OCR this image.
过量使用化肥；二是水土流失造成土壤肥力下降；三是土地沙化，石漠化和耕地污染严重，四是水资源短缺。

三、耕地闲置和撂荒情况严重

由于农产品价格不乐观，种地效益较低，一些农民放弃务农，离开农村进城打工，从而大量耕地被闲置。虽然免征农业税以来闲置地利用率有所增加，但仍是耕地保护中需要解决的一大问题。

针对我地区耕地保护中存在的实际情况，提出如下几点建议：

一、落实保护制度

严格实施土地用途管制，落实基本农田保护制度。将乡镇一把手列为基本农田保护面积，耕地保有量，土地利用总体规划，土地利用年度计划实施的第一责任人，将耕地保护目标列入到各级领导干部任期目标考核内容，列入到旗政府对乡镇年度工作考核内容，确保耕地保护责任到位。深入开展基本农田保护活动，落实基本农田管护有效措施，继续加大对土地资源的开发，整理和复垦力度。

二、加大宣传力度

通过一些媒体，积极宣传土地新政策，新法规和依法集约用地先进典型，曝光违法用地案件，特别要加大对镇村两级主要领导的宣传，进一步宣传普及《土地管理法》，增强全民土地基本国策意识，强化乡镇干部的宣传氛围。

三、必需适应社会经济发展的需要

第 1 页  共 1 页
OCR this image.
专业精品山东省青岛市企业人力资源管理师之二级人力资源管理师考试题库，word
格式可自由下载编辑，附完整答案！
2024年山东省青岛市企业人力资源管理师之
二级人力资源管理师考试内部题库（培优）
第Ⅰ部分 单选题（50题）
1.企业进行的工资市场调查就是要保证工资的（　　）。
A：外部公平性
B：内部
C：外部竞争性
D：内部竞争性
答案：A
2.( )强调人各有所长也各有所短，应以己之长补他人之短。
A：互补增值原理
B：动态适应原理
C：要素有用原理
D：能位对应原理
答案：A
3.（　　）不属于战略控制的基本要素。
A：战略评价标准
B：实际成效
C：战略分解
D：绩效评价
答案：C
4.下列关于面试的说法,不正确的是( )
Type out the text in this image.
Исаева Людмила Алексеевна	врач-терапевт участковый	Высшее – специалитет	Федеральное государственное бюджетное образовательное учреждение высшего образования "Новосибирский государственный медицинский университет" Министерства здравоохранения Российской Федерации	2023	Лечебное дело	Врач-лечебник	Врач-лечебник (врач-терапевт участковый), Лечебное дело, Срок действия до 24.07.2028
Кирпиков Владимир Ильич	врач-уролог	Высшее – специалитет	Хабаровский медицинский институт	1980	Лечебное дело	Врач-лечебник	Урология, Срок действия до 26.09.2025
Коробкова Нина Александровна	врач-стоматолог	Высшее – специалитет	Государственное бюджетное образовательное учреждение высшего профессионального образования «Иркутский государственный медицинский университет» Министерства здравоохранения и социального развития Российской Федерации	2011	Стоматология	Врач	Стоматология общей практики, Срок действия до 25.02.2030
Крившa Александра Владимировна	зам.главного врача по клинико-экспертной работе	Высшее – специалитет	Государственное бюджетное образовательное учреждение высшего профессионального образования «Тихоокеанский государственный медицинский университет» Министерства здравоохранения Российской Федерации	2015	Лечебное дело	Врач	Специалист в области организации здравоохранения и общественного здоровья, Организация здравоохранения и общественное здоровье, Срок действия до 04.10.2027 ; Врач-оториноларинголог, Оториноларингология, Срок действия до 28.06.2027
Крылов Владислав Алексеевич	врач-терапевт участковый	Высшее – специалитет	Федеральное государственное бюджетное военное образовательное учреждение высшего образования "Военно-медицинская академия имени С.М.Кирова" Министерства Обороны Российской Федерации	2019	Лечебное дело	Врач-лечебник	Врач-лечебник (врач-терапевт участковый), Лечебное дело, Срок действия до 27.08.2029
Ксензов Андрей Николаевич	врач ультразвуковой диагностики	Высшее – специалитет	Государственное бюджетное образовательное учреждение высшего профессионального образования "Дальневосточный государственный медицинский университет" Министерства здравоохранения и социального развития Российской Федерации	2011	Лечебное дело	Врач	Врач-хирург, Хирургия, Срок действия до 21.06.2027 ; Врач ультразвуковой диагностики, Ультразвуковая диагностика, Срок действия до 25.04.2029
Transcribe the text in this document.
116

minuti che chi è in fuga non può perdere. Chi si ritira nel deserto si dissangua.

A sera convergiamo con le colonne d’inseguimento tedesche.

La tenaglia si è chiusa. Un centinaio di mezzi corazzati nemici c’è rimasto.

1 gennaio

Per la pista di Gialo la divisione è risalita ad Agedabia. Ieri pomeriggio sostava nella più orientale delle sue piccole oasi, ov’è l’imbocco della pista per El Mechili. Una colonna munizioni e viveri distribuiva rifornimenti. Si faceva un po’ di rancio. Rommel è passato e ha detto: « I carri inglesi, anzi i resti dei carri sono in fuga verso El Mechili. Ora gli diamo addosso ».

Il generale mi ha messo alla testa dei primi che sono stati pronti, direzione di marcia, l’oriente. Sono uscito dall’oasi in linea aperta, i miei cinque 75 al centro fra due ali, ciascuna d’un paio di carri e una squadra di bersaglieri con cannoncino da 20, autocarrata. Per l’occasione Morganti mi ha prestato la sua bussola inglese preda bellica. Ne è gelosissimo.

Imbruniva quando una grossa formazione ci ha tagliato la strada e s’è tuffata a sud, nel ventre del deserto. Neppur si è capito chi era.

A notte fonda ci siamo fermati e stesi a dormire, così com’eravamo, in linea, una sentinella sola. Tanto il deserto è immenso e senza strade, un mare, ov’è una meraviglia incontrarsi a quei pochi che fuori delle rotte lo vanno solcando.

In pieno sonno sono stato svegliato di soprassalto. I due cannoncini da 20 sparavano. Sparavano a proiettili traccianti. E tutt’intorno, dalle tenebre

SHORT TASK: Using the data above, print every record exactly as shown.

WRITTEN ANSWER:
OCR this image.
过量使用化肥；二是水土流失造成土壤肥力下降；三是土地沙化，石漠化和耕地污染严重，四是水资源短缺。

三、耕地闲置和撂荒情况严重

由于农产品价格不乐观，种地效益较低，一些农民放弃务农，离开农村进城打工，从而大量耕地被闲置。虽然免征农业税以来闲置地利用率有所增加，但仍是耕地保护中需要解决的一大问题。

针对我地区耕地保护中存在的实际情况，提出如下几点建议：

一、落实保护制度

严格实施土地用途管制，落实基本农田保护制度。将乡镇一把手列为基本农田保护面积，耕地保有量，土地利用总体规划，土地利用年度计划实施的第一责任人，将耕地保护目标列入到各级领导干部任期目标考核内容，列入到旗政府对乡镇年度工作考核内容，确保耕地保护责任到位。深入开展基本农田保护活动，落实基本农田管护有效措施，继续加大对土地资源的开发，整理和复垦力度。

二、加大宣传力度

通过一些媒体，积极宣传土地新政策，新法规和依法集约用地先进典型，曝光违法用地案件，特别要加大对镇村两级主要领导的宣传，进一步宣传普及《土地管理法》，增强全民土地基本国策意识，强化乡镇干部的宣传氛围。

三、必需适应社会经济发展的需要

第 1 页  共 1 页
OCR this image.
专业精品山东省青岛市企业人力资源管理师之二级人力资源管理师考试题库，word
格式可自由下载编辑，附完整答案！
2024年山东省青岛市企业人力资源管理师之
二级人力资源管理师考试内部题库（培优）
第Ⅰ部分 单选题（50题）
1.企业进行的工资市场调查就是要保证工资的（　　）。
A：外部公平性
B：内部
C：外部竞争性
D：内部竞争性
答案：A
2.( )强调人各有所长也各有所短，应以己之长补他人之短。
A：互补增值原理
B：动态适应原理
C：要素有用原理
D：能位对应原理
答案：A
3.（　　）不属于战略控制的基本要素。
A：战略评价标准
B：实际成效
C：战略分解
D：绩效评价
答案：C
4.下列关于面试的说法,不正确的是( )
Type out the text in this image.
Исаева Людмила Алексеевна	врач-терапевт участковый	Высшее – специалитет	Федеральное государственное бюджетное образовательное учреждение высшего образования "Новосибирский государственный медицинский университет" Министерства здравоохранения Российской Федерации	2023	Лечебное дело	Врач-лечебник	Врач-лечебник (врач-терапевт участковый), Лечебное дело, Срок действия до 24.07.2028
Кирпиков Владимир Ильич	врач-уролог	Высшее – специалитет	Хабаровский медицинский институт	1980	Лечебное дело	Врач-лечебник	Урология, Срок действия до 26.09.2025
Коробкова Нина Александровна	врач-стоматолог	Высшее – специалитет	Государственное бюджетное образовательное учреждение высшего профессионального образования «Иркутский государственный медицинский университет» Министерства здравоохранения и социального развития Российской Федерации	2011	Стоматология	Врач	Стоматология общей практики, Срок действия до 25.02.2030
Крившa Александра Владимировна	зам.главного врача по клинико-экспертной работе	Высшее – специалитет	Государственное бюджетное образовательное учреждение высшего профессионального образования «Тихоокеанский государственный медицинский университет» Министерства здравоохранения Российской Федерации	2015	Лечебное дело	Врач	Специалист в области организации здравоохранения и общественного здоровья, Организация здравоохранения и общественное здоровье, Срок действия до 04.10.2027 ; Врач-оториноларинголог, Оториноларингология, Срок действия до 28.06.2027
Крылов Владислав Алексеевич	врач-терапевт участковый	Высшее – специалитет	Федеральное государственное бюджетное военное образовательное учреждение высшего образования "Военно-медицинская академия имени С.М.Кирова" Министерства Обороны Российской Федерации	2019	Лечебное дело	Врач-лечебник	Врач-лечебник (врач-терапевт участковый), Лечебное дело, Срок действия до 27.08.2029
Ксензов Андрей Николаевич	врач ультразвуковой диагностики	Высшее – специалитет	Государственное бюджетное образовательное учреждение высшего профессионального образования "Дальневосточный государственный медицинский университет" Министерства здравоохранения и социального развития Российской Федерации	2011	Лечебное дело	Врач	Врач-хирург, Хирургия, Срок действия до 21.06.2027 ; Врач ультразвуковой диагностики, Ультразвуковая диагностика, Срок действия до 25.04.2029
Transcribe the text in this document.
116

minuti che chi è in fuga non può perdere. Chi si ritira nel deserto si dissangua.

A sera convergiamo con le colonne d’inseguimento tedesche.

La tenaglia si è chiusa. Un centinaio di mezzi corazzati nemici c’è rimasto.

1 gennaio

Per la pista di Gialo la divisione è risalita ad Agedabia. Ieri pomeriggio sostava nella più orientale delle sue piccole oasi, ov’è l’imbocco della pista per El Mechili. Una colonna munizioni e viveri distribuiva rifornimenti. Si faceva un po’ di rancio. Rommel è passato e ha detto: « I carri inglesi, anzi i resti dei carri sono in fuga verso El Mechili. Ora gli diamo addosso ».

Il generale mi ha messo alla testa dei primi che sono stati pronti, direzione di marcia, l’oriente. Sono uscito dall’oasi in linea aperta, i miei cinque 75 al centro fra due ali, ciascuna d’un paio di carri e una squadra di bersaglieri con cannoncino da 20, autocarrata. Per l’occasione Morganti mi ha prestato la sua bussola inglese preda bellica. Ne è gelosissimo.

Imbruniva quando una grossa formazione ci ha tagliato la strada e s’è tuffata a sud, nel ventre del deserto. Neppur si è capito chi era.

A notte fonda ci siamo fermati e stesi a dormire, così com’eravamo, in linea, una sentinella sola. Tanto il deserto è immenso e senza strade, un mare, ov’è una meraviglia incontrarsi a quei pochi che fuori delle rotte lo vanno solcando.

In pieno sonno sono stato svegliato di soprassalto. I due cannoncini da 20 sparavano. Sparavano a proiettili traccianti. E tutt’intorno, dalle tenebre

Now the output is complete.